This man, whose face was seldom seen by fans and whose uniform was a finely-pressed suit, became just as much a part of the New York Yankees as Joe Dimaggio and Micky Mantle. In 2000, the team honored him with a plaque in Monument Park. Visiting players would take an extra few seconds before stepping into the batter’s box just so they could hear Bob Sheppard say their name. He would often sit in the Yankees’ dugout during batting practice, and players, titans of their sport and heroes to millions, would quietly approach and ask to meet him. When Alex Rodriguez signed with the Yankees, one of his first acts was to ask the PR people if they could help him get Sheppard’s autograph.
Amazing, isn’t it?
Because with all due respect, Bob Sheppard didn’t do much. He announced names. Nothing more. One could argue that the vendor who sold hot dogs and beer in the right field bleachers did more work than Bob Sheppard over the course of a ballgame. He would even carry a book with him to the games so he could read between batters, pausing only to offer his usual order of announcing a player—position, number, name, number for the first time through the batting order, after which came just the position and the name.
Doesn’t sound like the stuff of legend, you might say.
But you’d be wrong. Because here is where Bob Sheppard teaches us all. Here is where one of life’s most important lessons is displayed in both detail and glory.
In an age where sports announcers are more circus ringleaders and cheerleaders, he was not. Bob Sheppard did not scream, did not raise his voice, did not offer any sort of emotion or spectacle. He had three rules that he followed through the course of thousands of games—be clear, be concise, and be exact. He followed this pattern unwaveringly. Exactly. Delivering them with a constancy that brought his duties as close to perfection as is humanly possible.
He was, according to Yankee legend Don Mattingly, “…the constant.”

========

## SHORT PROBLEM 1
Please convert part of the entries below into a Markdown table with the columns "Row" and "Line", numbering each row and leaving out blank lines. Begin at the line that contains "info-icon: i <box>113 795 146 826</box>" and stop after the line that contains "paragraph-manual-slide: To open".

## RECORDS SHOWN
========

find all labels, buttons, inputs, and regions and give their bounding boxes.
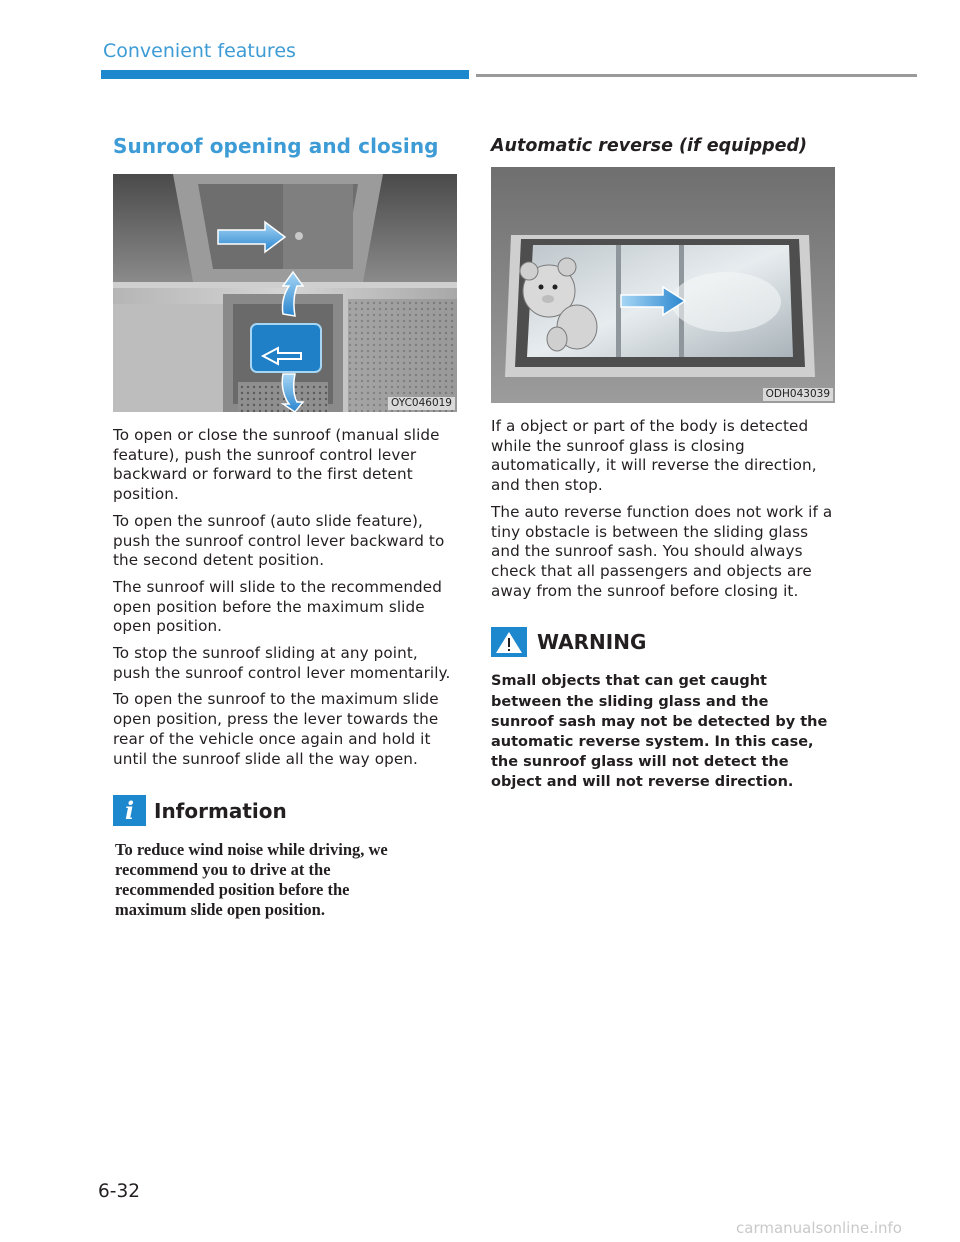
info-icon: i <box>113 795 146 826</box>
left-column <box>113 134 458 920</box>
paragraph-manual-slide: To open or close the sunroof (manual slide feature), push the sunroof control lever backward or forward to the first detent position. <box>113 426 440 504</box>
sunroof-control-lever-illustration <box>113 174 457 412</box>
header-rule-accent <box>101 70 469 79</box>
warning-text: Small objects that can get caught between the sliding glass and the sunroof sash may not be detected by the automatic reverse system. In this case, the sunroof glass will not detect the object and will not reverse direction. <box>491 673 828 791</box>
figure-sunroof-control <box>113 174 457 412</box>
warning-header <box>491 627 836 657</box>
information-title: Information <box>154 798 287 823</box>
figure-auto-reverse <box>491 167 835 403</box>
paragraph-reverse-detected: If a object or part of the body is detected while the sunroof glass is closing automatically, it will reverse the direction, and then stop. <box>491 417 817 495</box>
paragraph-max-open: To open the sunroof to the maximum slide open position, press the lever towards the rear of the vehicle once again and hold it until the sunroof slide all the way open. <box>113 690 439 768</box>
paragraph-reverse-limitations: The auto reverse function does not work if a tiny obstacle is between the sliding glass and the sunroof sash. You should always check that all passengers and objects are away from the sunroof before closing it. <box>491 502 833 600</box>
watermark: carmanualsonline.info <box>736 1219 902 1237</box>
figure-code: ODH043039 <box>763 388 833 401</box>
page-number: 6-32 <box>98 1181 140 1202</box>
header-rule <box>476 74 917 77</box>
information-text: To reduce wind noise while driving, we recommend you to drive at the recommended position before the maximum slide open position. <box>115 840 388 920</box>
paragraph-stop-sliding: To stop the sunroof sliding at any point, push the sunroof control lever momentarily. <box>113 644 451 682</box>
section-title: Convenient features <box>103 40 296 62</box>
heading-automatic-reverse: Automatic reverse (if equipped) <box>491 136 808 156</box>
warning-title: WARNING <box>537 630 647 655</box>
warning-triangle-icon <box>491 627 527 657</box>
right-column <box>491 134 836 793</box>
sunroof-auto-reverse-illustration <box>491 167 835 403</box>
paragraph-auto-slide: To open the sunroof (auto slide feature), push the sunroof control lever backward to the second detent position. <box>113 511 445 570</box>
paragraph-recommended-position: The sunroof will slide to the recommended open position before the maximum slide open position. <box>113 577 442 636</box>
information-header <box>113 795 458 826</box>
figure-code: OYC046019 <box>388 397 455 410</box>
heading-sunroof-opening: Sunroof opening and closing <box>113 134 439 158</box>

========

## SHORT PROBLEM 2
Repeat word for word the section of the Bob Sheppard passage that begins at the words "This man, whose" and stops after "get Sheppard’s autograph.".

## SOLUTION 1
| Row | Line |
|---|---|
| 1 | info-icon: i <box>113 795 146 826</box> |
| 2 | left-column <box>113 134 458 920</box> |
| 3 | paragraph-manual-slide: To open or close the sunroof (manual slide feature), push the sunroof control lever backward or forward to the first detent position. <box>113 426 440 504</box> |

## SOLUTION 2
This man, whose face was seldom seen by fans and whose uniform was a finely-pressed suit, became just as much a part of the New York Yankees as Joe Dimaggio and Micky Mantle. In 2000, the team honored him with a plaque in Monument Park. Visiting players would take an extra few seconds before stepping into the batter’s box just so they could hear Bob Sheppard say their name. He would often sit in the Yankees’ dugout during batting practice, and players, titans of their sport and heroes to millions, would quietly approach and ask to meet him. When Alex Rodriguez signed with the Yankees, one of his first acts was to ask the PR people if they could help him get Sheppard’s autograph.